__DATASET CONTENT__
================================
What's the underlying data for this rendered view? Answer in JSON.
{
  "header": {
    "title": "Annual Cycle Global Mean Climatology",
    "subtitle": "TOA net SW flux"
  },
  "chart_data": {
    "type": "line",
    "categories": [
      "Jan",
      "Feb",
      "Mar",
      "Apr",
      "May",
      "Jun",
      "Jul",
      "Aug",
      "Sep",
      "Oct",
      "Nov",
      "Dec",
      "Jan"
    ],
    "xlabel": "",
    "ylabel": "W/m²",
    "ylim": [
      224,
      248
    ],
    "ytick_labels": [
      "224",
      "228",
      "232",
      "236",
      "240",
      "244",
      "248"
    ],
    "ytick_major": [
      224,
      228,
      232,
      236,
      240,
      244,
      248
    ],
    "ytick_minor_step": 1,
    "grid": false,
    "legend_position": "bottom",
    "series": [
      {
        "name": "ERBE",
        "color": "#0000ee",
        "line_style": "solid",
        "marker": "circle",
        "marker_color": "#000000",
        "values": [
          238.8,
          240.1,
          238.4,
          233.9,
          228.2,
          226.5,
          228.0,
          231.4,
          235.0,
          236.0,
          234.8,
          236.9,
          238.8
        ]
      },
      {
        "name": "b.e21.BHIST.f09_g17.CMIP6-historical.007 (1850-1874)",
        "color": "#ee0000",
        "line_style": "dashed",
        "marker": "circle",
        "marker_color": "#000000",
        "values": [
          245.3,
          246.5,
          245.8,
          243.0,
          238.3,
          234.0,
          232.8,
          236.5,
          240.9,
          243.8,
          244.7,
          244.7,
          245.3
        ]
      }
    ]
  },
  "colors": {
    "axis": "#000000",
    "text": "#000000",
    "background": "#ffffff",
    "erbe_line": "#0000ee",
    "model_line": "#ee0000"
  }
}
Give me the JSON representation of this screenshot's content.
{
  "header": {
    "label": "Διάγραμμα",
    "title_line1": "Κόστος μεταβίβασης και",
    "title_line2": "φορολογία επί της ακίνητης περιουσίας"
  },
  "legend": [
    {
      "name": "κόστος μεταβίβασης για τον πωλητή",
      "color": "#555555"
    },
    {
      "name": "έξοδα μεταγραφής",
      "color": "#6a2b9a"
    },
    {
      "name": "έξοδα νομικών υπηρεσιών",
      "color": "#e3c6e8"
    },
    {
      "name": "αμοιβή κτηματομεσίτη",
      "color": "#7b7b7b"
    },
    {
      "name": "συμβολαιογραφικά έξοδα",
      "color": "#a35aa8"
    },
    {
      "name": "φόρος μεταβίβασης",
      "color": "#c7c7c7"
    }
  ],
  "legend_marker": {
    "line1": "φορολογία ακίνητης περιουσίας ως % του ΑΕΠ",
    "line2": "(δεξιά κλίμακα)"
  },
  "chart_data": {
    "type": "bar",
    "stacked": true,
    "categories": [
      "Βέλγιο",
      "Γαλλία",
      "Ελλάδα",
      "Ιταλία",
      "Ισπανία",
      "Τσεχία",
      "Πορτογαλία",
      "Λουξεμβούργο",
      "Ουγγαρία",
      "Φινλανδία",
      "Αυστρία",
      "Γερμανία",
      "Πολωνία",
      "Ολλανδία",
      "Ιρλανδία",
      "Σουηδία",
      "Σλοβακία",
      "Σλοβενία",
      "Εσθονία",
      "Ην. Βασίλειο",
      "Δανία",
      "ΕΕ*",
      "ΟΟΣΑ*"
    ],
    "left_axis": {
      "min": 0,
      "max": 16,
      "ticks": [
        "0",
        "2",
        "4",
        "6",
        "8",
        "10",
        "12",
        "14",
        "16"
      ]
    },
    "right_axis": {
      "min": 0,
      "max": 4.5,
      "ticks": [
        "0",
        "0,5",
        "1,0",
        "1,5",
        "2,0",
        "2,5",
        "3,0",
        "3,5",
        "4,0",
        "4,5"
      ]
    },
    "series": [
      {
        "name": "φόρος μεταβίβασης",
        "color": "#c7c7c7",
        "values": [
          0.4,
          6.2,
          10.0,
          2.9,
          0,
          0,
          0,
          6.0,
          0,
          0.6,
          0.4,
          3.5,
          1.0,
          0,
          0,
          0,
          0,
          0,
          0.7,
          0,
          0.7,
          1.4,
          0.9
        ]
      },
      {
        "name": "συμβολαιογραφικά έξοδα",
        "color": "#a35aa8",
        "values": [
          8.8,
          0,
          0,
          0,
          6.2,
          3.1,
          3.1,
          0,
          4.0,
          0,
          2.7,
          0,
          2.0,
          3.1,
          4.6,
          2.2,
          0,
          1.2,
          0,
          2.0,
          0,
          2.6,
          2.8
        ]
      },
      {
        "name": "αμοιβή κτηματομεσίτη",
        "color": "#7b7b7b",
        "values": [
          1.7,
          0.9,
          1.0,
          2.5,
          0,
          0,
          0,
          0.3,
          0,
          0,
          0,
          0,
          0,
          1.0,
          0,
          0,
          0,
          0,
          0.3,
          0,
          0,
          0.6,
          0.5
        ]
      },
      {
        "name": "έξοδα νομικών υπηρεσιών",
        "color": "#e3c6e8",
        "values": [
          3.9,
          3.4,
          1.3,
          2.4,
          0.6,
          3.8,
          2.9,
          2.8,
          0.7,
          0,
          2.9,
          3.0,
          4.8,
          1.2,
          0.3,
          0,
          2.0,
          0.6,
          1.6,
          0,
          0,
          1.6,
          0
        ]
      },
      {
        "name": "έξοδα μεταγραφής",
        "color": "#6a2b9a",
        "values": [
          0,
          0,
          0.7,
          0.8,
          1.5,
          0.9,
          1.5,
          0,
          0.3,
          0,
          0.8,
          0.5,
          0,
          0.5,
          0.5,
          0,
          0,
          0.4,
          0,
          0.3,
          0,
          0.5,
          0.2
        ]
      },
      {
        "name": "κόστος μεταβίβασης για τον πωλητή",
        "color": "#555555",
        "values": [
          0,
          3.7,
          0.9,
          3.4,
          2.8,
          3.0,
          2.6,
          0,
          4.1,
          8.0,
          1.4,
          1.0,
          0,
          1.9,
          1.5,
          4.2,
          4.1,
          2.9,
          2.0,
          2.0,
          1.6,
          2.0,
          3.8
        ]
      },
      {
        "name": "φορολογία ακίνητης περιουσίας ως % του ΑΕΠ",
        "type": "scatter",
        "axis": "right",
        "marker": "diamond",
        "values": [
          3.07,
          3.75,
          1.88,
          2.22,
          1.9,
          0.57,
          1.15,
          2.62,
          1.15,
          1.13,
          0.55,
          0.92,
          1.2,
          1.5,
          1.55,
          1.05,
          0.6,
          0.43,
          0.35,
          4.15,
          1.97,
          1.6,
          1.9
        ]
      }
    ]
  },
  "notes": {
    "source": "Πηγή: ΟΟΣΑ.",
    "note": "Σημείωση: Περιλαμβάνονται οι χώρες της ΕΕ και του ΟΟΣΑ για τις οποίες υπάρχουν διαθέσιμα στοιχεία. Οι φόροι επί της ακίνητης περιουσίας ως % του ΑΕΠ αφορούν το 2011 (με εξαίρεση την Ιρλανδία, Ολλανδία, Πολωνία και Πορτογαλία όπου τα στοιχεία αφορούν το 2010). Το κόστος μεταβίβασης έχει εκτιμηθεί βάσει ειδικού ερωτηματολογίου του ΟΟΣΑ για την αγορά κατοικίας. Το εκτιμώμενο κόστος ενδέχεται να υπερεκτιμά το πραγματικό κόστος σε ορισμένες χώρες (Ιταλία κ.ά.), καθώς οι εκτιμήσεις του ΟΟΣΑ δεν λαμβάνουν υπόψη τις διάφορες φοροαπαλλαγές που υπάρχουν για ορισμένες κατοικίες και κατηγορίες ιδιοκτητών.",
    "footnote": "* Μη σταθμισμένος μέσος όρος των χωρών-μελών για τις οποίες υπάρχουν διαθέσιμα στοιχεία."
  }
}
================================
__EXERCISE DIRECTIONS__
Print every line of the records exactly. Omit nothing.

__RESPONSE TO THIS TASK__
What's the underlying data for this rendered view? Answer in JSON.
{
  "header": {
    "title": "Annual Cycle Global Mean Climatology",
    "subtitle": "TOA net SW flux"
  },
  "chart_data": {
    "type": "line",
    "categories": [
      "Jan",
      "Feb",
      "Mar",
      "Apr",
      "May",
      "Jun",
      "Jul",
      "Aug",
      "Sep",
      "Oct",
      "Nov",
      "Dec",
      "Jan"
    ],
    "xlabel": "",
    "ylabel": "W/m²",
    "ylim": [
      224,
      248
    ],
    "ytick_labels": [
      "224",
      "228",
      "232",
      "236",
      "240",
      "244",
      "248"
    ],
    "ytick_major": [
      224,
      228,
      232,
      236,
      240,
      244,
      248
    ],
    "ytick_minor_step": 1,
    "grid": false,
    "legend_position": "bottom",
    "series": [
      {
        "name": "ERBE",
        "color": "#0000ee",
        "line_style": "solid",
        "marker": "circle",
        "marker_color": "#000000",
        "values": [
          238.8,
          240.1,
          238.4,
          233.9,
          228.2,
          226.5,
          228.0,
          231.4,
          235.0,
          236.0,
          234.8,
          236.9,
          238.8
        ]
      },
      {
        "name": "b.e21.BHIST.f09_g17.CMIP6-historical.007 (1850-1874)",
        "color": "#ee0000",
        "line_style": "dashed",
        "marker": "circle",
        "marker_color": "#000000",
        "values": [
          245.3,
          246.5,
          245.8,
          243.0,
          238.3,
          234.0,
          232.8,
          236.5,
          240.9,
          243.8,
          244.7,
          244.7,
          245.3
        ]
      }
    ]
  },
  "colors": {
    "axis": "#000000",
    "text": "#000000",
    "background": "#ffffff",
    "erbe_line": "#0000ee",
    "model_line": "#ee0000"
  }
}
Give me the JSON representation of this screenshot's content.
{
  "header": {
    "label": "Διάγραμμα",
    "title_line1": "Κόστος μεταβίβασης και",
    "title_line2": "φορολογία επί της ακίνητης περιουσίας"
  },
  "legend": [
    {
      "name": "κόστος μεταβίβασης για τον πωλητή",
      "color": "#555555"
    },
    {
      "name": "έξοδα μεταγραφής",
      "color": "#6a2b9a"
    },
    {
      "name": "έξοδα νομικών υπηρεσιών",
      "color": "#e3c6e8"
    },
    {
      "name": "αμοιβή κτηματομεσίτη",
      "color": "#7b7b7b"
    },
    {
      "name": "συμβολαιογραφικά έξοδα",
      "color": "#a35aa8"
    },
    {
      "name": "φόρος μεταβίβασης",
      "color": "#c7c7c7"
    }
  ],
  "legend_marker": {
    "line1": "φορολογία ακίνητης περιουσίας ως % του ΑΕΠ",
    "line2": "(δεξιά κλίμακα)"
  },
  "chart_data": {
    "type": "bar",
    "stacked": true,
    "categories": [
      "Βέλγιο",
      "Γαλλία",
      "Ελλάδα",
      "Ιταλία",
      "Ισπανία",
      "Τσεχία",
      "Πορτογαλία",
      "Λουξεμβούργο",
      "Ουγγαρία",
      "Φινλανδία",
      "Αυστρία",
      "Γερμανία",
      "Πολωνία",
      "Ολλανδία",
      "Ιρλανδία",
      "Σουηδία",
      "Σλοβακία",
      "Σλοβενία",
      "Εσθονία",
      "Ην. Βασίλειο",
      "Δανία",
      "ΕΕ*",
      "ΟΟΣΑ*"
    ],
    "left_axis": {
      "min": 0,
      "max": 16,
      "ticks": [
        "0",
        "2",
        "4",
        "6",
        "8",
        "10",
        "12",
        "14",
        "16"
      ]
    },
    "right_axis": {
      "min": 0,
      "max": 4.5,
      "ticks": [
        "0",
        "0,5",
        "1,0",
        "1,5",
        "2,0",
        "2,5",
        "3,0",
        "3,5",
        "4,0",
        "4,5"
      ]
    },
    "series": [
      {
        "name": "φόρος μεταβίβασης",
        "color": "#c7c7c7",
        "values": [
          0.4,
          6.2,
          10.0,
          2.9,
          0,
          0,
          0,
          6.0,
          0,
          0.6,
          0.4,
          3.5,
          1.0,
          0,
          0,
          0,
          0,
          0,
          0.7,
          0,
          0.7,
          1.4,
          0.9
        ]
      },
      {
        "name": "συμβολαιογραφικά έξοδα",
        "color": "#a35aa8",
        "values": [
          8.8,
          0,
          0,
          0,
          6.2,
          3.1,
          3.1,
          0,
          4.0,
          0,
          2.7,
          0,
          2.0,
          3.1,
          4.6,
          2.2,
          0,
          1.2,
          0,
          2.0,
          0,
          2.6,
          2.8
        ]
      },
      {
        "name": "αμοιβή κτηματομεσίτη",
        "color": "#7b7b7b",
        "values": [
          1.7,
          0.9,
          1.0,
          2.5,
          0,
          0,
          0,
          0.3,
          0,
          0,
          0,
          0,
          0,
          1.0,
          0,
          0,
          0,
          0,
          0.3,
          0,
          0,
          0.6,
          0.5
        ]
      },
      {
        "name": "έξοδα νομικών υπηρεσιών",
        "color": "#e3c6e8",
        "values": [
          3.9,
          3.4,
          1.3,
          2.4,
          0.6,
          3.8,
          2.9,
          2.8,
          0.7,
          0,
          2.9,
          3.0,
          4.8,
          1.2,
          0.3,
          0,
          2.0,
          0.6,
          1.6,
          0,
          0,
          1.6,
          0
        ]
      },
      {
        "name": "έξοδα μεταγραφής",
        "color": "#6a2b9a",
        "values": [
          0,
          0,
          0.7,
          0.8,
          1.5,
          0.9,
          1.5,
          0,
          0.3,
          0,
          0.8,
          0.5,
          0,
          0.5,
          0.5,
          0,
          0,
          0.4,
          0,
          0.3,
          0,
          0.5,
          0.2
        ]
      },
      {
        "name": "κόστος μεταβίβασης για τον πωλητή",
        "color": "#555555",
        "values": [
          0,
          3.7,
          0.9,
          3.4,
          2.8,
          3.0,
          2.6,
          0,
          4.1,
          8.0,
          1.4,
          1.0,
          0,
          1.9,
          1.5,
          4.2,
          4.1,
          2.9,
          2.0,
          2.0,
          1.6,
          2.0,
          3.8
        ]
      },
      {
        "name": "φορολογία ακίνητης περιουσίας ως % του ΑΕΠ",
        "type": "scatter",
        "axis": "right",
        "marker": "diamond",
        "values": [
          3.07,
          3.75,
          1.88,
          2.22,
          1.9,
          0.57,
          1.15,
          2.62,
          1.15,
          1.13,
          0.55,
          0.92,
          1.2,
          1.5,
          1.55,
          1.05,
          0.6,
          0.43,
          0.35,
          4.15,
          1.97,
          1.6,
          1.9
        ]
      }
    ]
  },
  "notes": {
    "source": "Πηγή: ΟΟΣΑ.",
    "note": "Σημείωση: Περιλαμβάνονται οι χώρες της ΕΕ και του ΟΟΣΑ για τις οποίες υπάρχουν διαθέσιμα στοιχεία. Οι φόροι επί της ακίνητης περιουσίας ως % του ΑΕΠ αφορούν το 2011 (με εξαίρεση την Ιρλανδία, Ολλανδία, Πολωνία και Πορτογαλία όπου τα στοιχεία αφορούν το 2010). Το κόστος μεταβίβασης έχει εκτιμηθεί βάσει ειδικού ερωτηματολογίου του ΟΟΣΑ για την αγορά κατοικίας. Το εκτιμώμενο κόστος ενδέχεται να υπερεκτιμά το πραγματικό κόστος σε ορισμένες χώρες (Ιταλία κ.ά.), καθώς οι εκτιμήσεις του ΟΟΣΑ δεν λαμβάνουν υπόψη τις διάφορες φοροαπαλλαγές που υπάρχουν για ορισμένες κατοικίες και κατηγορίες ιδιοκτητών.",
    "footnote": "* Μη σταθμισμένος μέσος όρος των χωρών-μελών για τις οποίες υπάρχουν διαθέσιμα στοιχεία."
  }
}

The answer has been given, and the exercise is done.